--- begin ---

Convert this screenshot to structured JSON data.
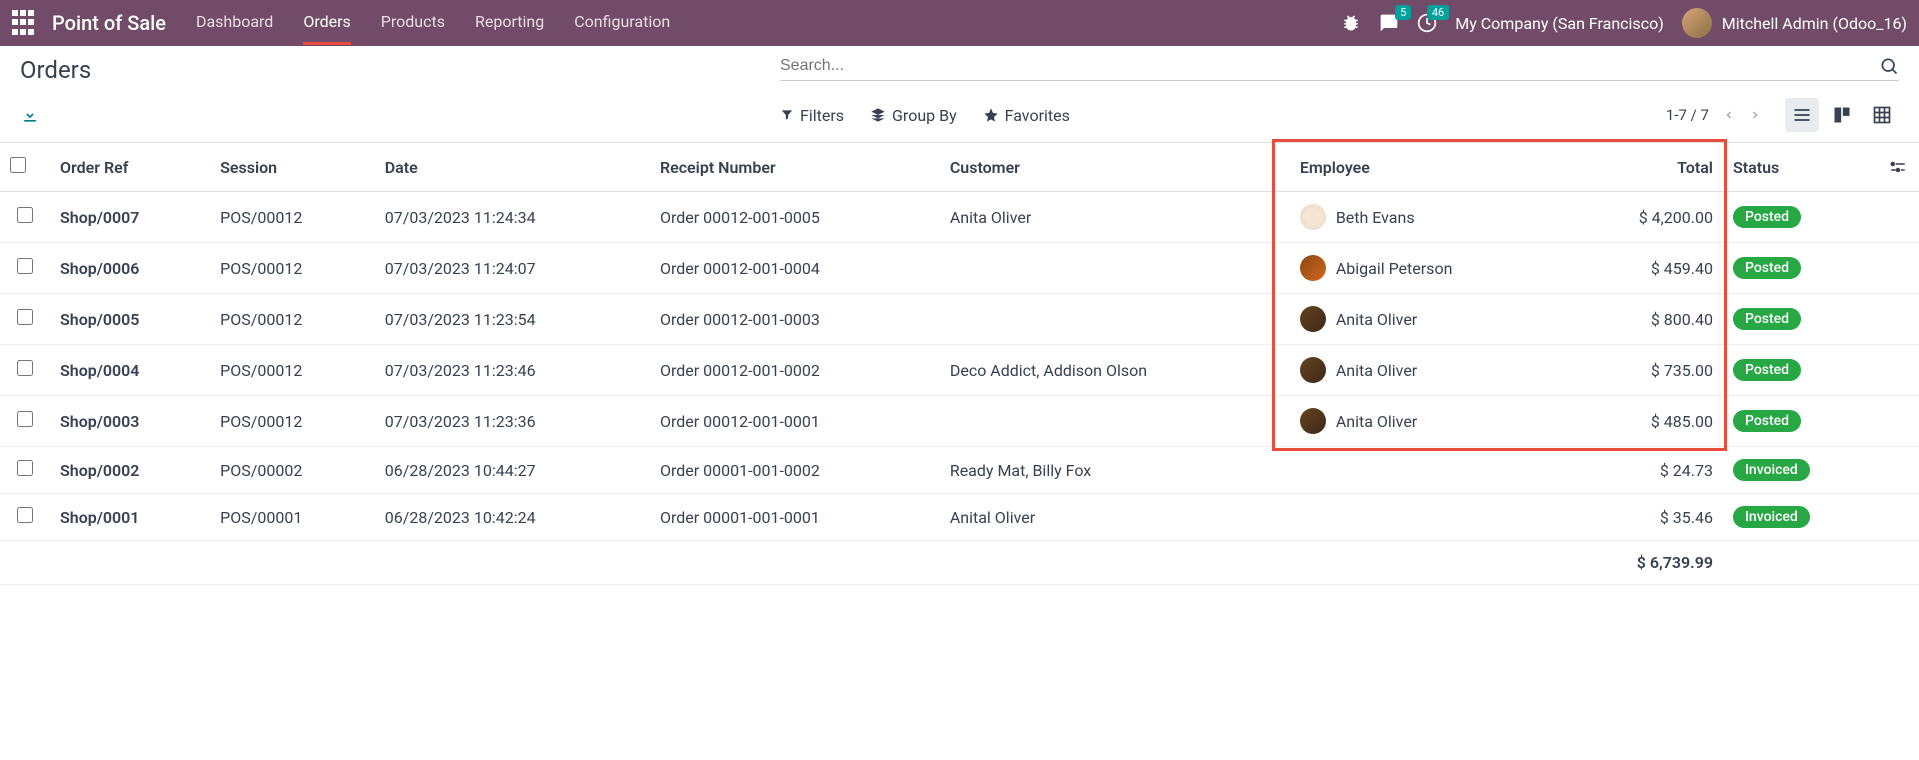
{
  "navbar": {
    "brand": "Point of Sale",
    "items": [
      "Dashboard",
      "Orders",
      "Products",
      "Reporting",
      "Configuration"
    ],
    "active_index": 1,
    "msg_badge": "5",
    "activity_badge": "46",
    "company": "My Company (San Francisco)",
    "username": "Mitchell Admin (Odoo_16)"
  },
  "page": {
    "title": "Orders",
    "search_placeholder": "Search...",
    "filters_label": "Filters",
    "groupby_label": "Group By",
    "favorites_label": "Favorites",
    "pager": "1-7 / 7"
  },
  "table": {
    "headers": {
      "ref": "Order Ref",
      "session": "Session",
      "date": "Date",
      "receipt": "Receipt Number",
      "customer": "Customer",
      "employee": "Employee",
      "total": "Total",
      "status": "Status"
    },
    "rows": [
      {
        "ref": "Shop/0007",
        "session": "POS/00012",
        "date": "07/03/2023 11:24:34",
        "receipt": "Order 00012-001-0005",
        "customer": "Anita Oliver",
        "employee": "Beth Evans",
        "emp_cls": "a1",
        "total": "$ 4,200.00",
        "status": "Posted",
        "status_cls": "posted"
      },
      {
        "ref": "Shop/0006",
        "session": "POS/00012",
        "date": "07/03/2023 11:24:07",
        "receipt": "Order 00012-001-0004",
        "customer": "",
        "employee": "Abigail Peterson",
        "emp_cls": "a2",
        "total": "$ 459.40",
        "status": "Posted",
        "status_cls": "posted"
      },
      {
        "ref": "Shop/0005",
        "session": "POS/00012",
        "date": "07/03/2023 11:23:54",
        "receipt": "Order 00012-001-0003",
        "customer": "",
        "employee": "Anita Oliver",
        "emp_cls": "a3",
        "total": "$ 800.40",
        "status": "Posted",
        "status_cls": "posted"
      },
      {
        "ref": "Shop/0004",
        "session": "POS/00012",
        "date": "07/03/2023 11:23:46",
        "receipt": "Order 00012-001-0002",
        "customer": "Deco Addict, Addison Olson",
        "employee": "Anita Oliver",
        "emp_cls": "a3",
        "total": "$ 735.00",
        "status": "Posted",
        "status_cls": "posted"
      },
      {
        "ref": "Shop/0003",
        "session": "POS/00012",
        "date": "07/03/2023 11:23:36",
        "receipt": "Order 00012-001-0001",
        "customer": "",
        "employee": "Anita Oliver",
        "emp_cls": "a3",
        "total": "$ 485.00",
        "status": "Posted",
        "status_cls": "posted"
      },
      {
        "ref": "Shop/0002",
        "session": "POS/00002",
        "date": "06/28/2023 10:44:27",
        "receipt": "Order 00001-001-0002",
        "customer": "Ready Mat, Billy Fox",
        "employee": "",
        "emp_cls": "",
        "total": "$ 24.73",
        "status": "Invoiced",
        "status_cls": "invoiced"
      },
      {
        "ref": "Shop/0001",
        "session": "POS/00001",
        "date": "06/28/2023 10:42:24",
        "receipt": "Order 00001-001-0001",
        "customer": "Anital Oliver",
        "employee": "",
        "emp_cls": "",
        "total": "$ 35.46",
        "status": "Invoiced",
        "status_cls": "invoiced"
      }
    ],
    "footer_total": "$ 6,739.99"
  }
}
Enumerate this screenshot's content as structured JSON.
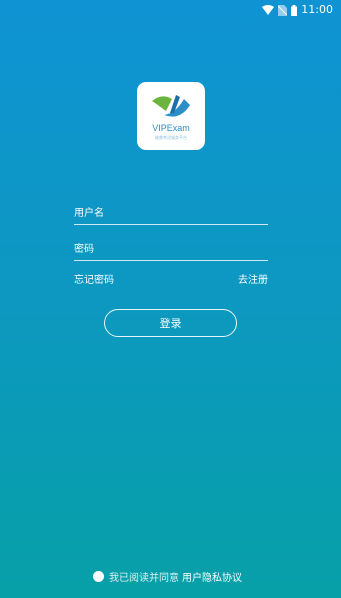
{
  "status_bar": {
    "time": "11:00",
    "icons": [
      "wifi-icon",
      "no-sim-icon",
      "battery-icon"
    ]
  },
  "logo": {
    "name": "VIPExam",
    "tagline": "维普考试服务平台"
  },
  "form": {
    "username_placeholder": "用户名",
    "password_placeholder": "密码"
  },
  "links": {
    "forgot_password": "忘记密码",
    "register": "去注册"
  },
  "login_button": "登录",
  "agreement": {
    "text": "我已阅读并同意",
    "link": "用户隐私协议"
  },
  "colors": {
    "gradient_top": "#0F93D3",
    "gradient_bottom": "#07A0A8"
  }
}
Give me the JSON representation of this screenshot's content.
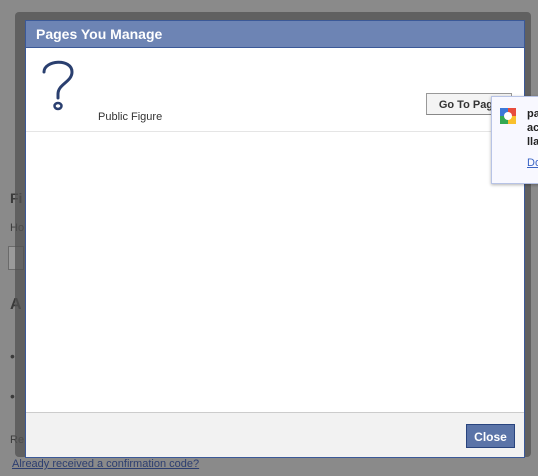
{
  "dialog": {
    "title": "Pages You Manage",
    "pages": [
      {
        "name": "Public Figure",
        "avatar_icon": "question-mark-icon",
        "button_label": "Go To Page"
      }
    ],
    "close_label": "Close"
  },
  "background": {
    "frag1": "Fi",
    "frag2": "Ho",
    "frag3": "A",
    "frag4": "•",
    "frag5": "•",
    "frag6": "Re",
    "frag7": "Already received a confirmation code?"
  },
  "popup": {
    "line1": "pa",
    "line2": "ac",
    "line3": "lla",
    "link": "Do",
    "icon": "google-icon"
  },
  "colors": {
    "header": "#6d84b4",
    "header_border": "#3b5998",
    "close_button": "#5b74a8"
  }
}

--- end ---

**Exercise directions:** Write the records out again in full, exactly, and skip every picture.

**The answer:**
Convert this screenshot to structured JSON data.
{
  "navbar": {
    "brand": "Point of Sale",
    "items": [
      "Dashboard",
      "Orders",
      "Products",
      "Reporting",
      "Configuration"
    ],
    "active_index": 1,
    "msg_badge": "5",
    "activity_badge": "46",
    "company": "My Company (San Francisco)",
    "username": "Mitchell Admin (Odoo_16)"
  },
  "page": {
    "title": "Orders",
    "search_placeholder": "Search...",
    "filters_label": "Filters",
    "groupby_label": "Group By",
    "favorites_label": "Favorites",
    "pager": "1-7 / 7"
  },
  "table": {
    "headers": {
      "ref": "Order Ref",
      "session": "Session",
      "date": "Date",
      "receipt": "Receipt Number",
      "customer": "Customer",
      "employee": "Employee",
      "total": "Total",
      "status": "Status"
    },
    "rows": [
      {
        "ref": "Shop/0007",
        "session": "POS/00012",
        "date": "07/03/2023 11:24:34",
        "receipt": "Order 00012-001-0005",
        "customer": "Anita Oliver",
        "employee": "Beth Evans",
        "emp_cls": "a1",
        "total": "$ 4,200.00",
        "status": "Posted",
        "status_cls": "posted"
      },
      {
        "ref": "Shop/0006",
        "session": "POS/00012",
        "date": "07/03/2023 11:24:07",
        "receipt": "Order 00012-001-0004",
        "customer": "",
        "employee": "Abigail Peterson",
        "emp_cls": "a2",
        "total": "$ 459.40",
        "status": "Posted",
        "status_cls": "posted"
      },
      {
        "ref": "Shop/0005",
        "session": "POS/00012",
        "date": "07/03/2023 11:23:54",
        "receipt": "Order 00012-001-0003",
        "customer": "",
        "employee": "Anita Oliver",
        "emp_cls": "a3",
        "total": "$ 800.40",
        "status": "Posted",
        "status_cls": "posted"
      },
      {
        "ref": "Shop/0004",
        "session": "POS/00012",
        "date": "07/03/2023 11:23:46",
        "receipt": "Order 00012-001-0002",
        "customer": "Deco Addict, Addison Olson",
        "employee": "Anita Oliver",
        "emp_cls": "a3",
        "total": "$ 735.00",
        "status": "Posted",
        "status_cls": "posted"
      },
      {
        "ref": "Shop/0003",
        "session": "POS/00012",
        "date": "07/03/2023 11:23:36",
        "receipt": "Order 00012-001-0001",
        "customer": "",
        "employee": "Anita Oliver",
        "emp_cls": "a3",
        "total": "$ 485.00",
        "status": "Posted",
        "status_cls": "posted"
      },
      {
        "ref": "Shop/0002",
        "session": "POS/00002",
        "date": "06/28/2023 10:44:27",
        "receipt": "Order 00001-001-0002",
        "customer": "Ready Mat, Billy Fox",
        "employee": "",
        "emp_cls": "",
        "total": "$ 24.73",
        "status": "Invoiced",
        "status_cls": "invoiced"
      },
      {
        "ref": "Shop/0001",
        "session": "POS/00001",
        "date": "06/28/2023 10:42:24",
        "receipt": "Order 00001-001-0001",
        "customer": "Anital Oliver",
        "employee": "",
        "emp_cls": "",
        "total": "$ 35.46",
        "status": "Invoiced",
        "status_cls": "invoiced"
      }
    ],
    "footer_total": "$ 6,739.99"
  }
}
Enumerate this screenshot's content as structured JSON.
{
  "status_bar": {
    "time": "11:00",
    "icons": [
      "wifi-icon",
      "no-sim-icon",
      "battery-icon"
    ]
  },
  "logo": {
    "name": "VIPExam",
    "tagline": "维普考试服务平台"
  },
  "form": {
    "username_placeholder": "用户名",
    "password_placeholder": "密码"
  },
  "links": {
    "forgot_password": "忘记密码",
    "register": "去注册"
  },
  "login_button": "登录",
  "agreement": {
    "text": "我已阅读并同意",
    "link": "用户隐私协议"
  },
  "colors": {
    "gradient_top": "#0F93D3",
    "gradient_bottom": "#07A0A8"
  }
}
Give me the JSON representation of this screenshot's content.
{
  "dialog": {
    "title": "Pages You Manage",
    "pages": [
      {
        "name": "Public Figure",
        "avatar_icon": "question-mark-icon",
        "button_label": "Go To Page"
      }
    ],
    "close_label": "Close"
  },
  "background": {
    "frag1": "Fi",
    "frag2": "Ho",
    "frag3": "A",
    "frag4": "•",
    "frag5": "•",
    "frag6": "Re",
    "frag7": "Already received a confirmation code?"
  },
  "popup": {
    "line1": "pa",
    "line2": "ac",
    "line3": "lla",
    "link": "Do",
    "icon": "google-icon"
  },
  "colors": {
    "header": "#6d84b4",
    "header_border": "#3b5998",
    "close_button": "#5b74a8"
  }
}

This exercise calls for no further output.